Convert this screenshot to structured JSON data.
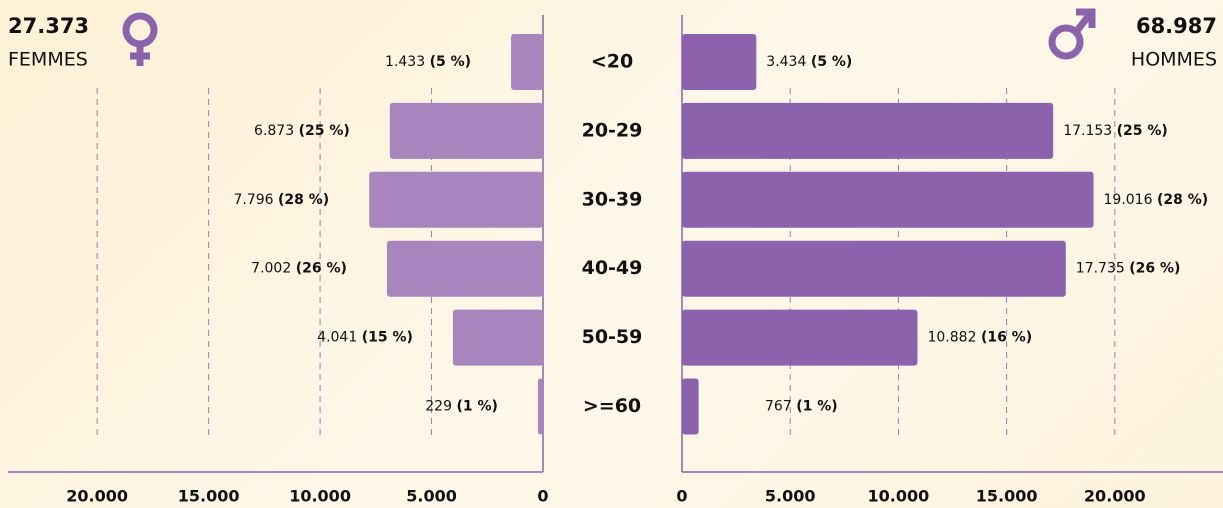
{
  "chart_data": {
    "type": "pyramid",
    "categories": [
      "<20",
      "20-29",
      "30-39",
      "40-49",
      "50-59",
      ">=60"
    ],
    "series": [
      {
        "name": "FEMMES",
        "total": "27.373",
        "color": "#a985bd",
        "values": [
          1433,
          6873,
          7796,
          7002,
          4041,
          229
        ],
        "value_labels": [
          "1.433",
          "6.873",
          "7.796",
          "7.002",
          "4.041",
          "229"
        ],
        "share_labels": [
          "(5 %)",
          "(25 %)",
          "(28 %)",
          "(26 %)",
          "(15 %)",
          "(1 %)"
        ],
        "xlim": [
          0,
          24000
        ],
        "xticks": [
          0,
          {
            "value": 5000,
            "label": "5.000"
          },
          {
            "value": 10000,
            "label": "10.000"
          },
          {
            "value": 15000,
            "label": "15.000"
          },
          {
            "value": 20000,
            "label": "20.000"
          }
        ]
      },
      {
        "name": "HOMMES",
        "total": "68.987",
        "color": "#8b62ab",
        "values": [
          3434,
          17153,
          19016,
          17735,
          10882,
          767
        ],
        "value_labels": [
          "3.434",
          "17.153",
          "19.016",
          "17.735",
          "10.882",
          "767"
        ],
        "share_labels": [
          "(5 %)",
          "(25 %)",
          "(28 %)",
          "(26 %)",
          "(16 %)",
          "(1 %)"
        ],
        "xlim": [
          0,
          25000
        ],
        "xticks": [
          0,
          {
            "value": 5000,
            "label": "5.000"
          },
          {
            "value": 10000,
            "label": "10.000"
          },
          {
            "value": 15000,
            "label": "15.000"
          },
          {
            "value": 20000,
            "label": "20.000"
          }
        ]
      }
    ],
    "grid": true
  }
}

[Given exercise] Copy the material above in full and exactly, skipping pictures.

[Reply]
Convert this screenshot to structured JSON data.
{
  "chart_data": {
    "type": "pyramid",
    "categories": [
      "<20",
      "20-29",
      "30-39",
      "40-49",
      "50-59",
      ">=60"
    ],
    "series": [
      {
        "name": "FEMMES",
        "total": "27.373",
        "color": "#a985bd",
        "values": [
          1433,
          6873,
          7796,
          7002,
          4041,
          229
        ],
        "value_labels": [
          "1.433",
          "6.873",
          "7.796",
          "7.002",
          "4.041",
          "229"
        ],
        "share_labels": [
          "(5 %)",
          "(25 %)",
          "(28 %)",
          "(26 %)",
          "(15 %)",
          "(1 %)"
        ],
        "xlim": [
          0,
          24000
        ],
        "xticks": [
          0,
          {
            "value": 5000,
            "label": "5.000"
          },
          {
            "value": 10000,
            "label": "10.000"
          },
          {
            "value": 15000,
            "label": "15.000"
          },
          {
            "value": 20000,
            "label": "20.000"
          }
        ]
      },
      {
        "name": "HOMMES",
        "total": "68.987",
        "color": "#8b62ab",
        "values": [
          3434,
          17153,
          19016,
          17735,
          10882,
          767
        ],
        "value_labels": [
          "3.434",
          "17.153",
          "19.016",
          "17.735",
          "10.882",
          "767"
        ],
        "share_labels": [
          "(5 %)",
          "(25 %)",
          "(28 %)",
          "(26 %)",
          "(16 %)",
          "(1 %)"
        ],
        "xlim": [
          0,
          25000
        ],
        "xticks": [
          0,
          {
            "value": 5000,
            "label": "5.000"
          },
          {
            "value": 10000,
            "label": "10.000"
          },
          {
            "value": 15000,
            "label": "15.000"
          },
          {
            "value": 20000,
            "label": "20.000"
          }
        ]
      }
    ],
    "grid": true
  }
}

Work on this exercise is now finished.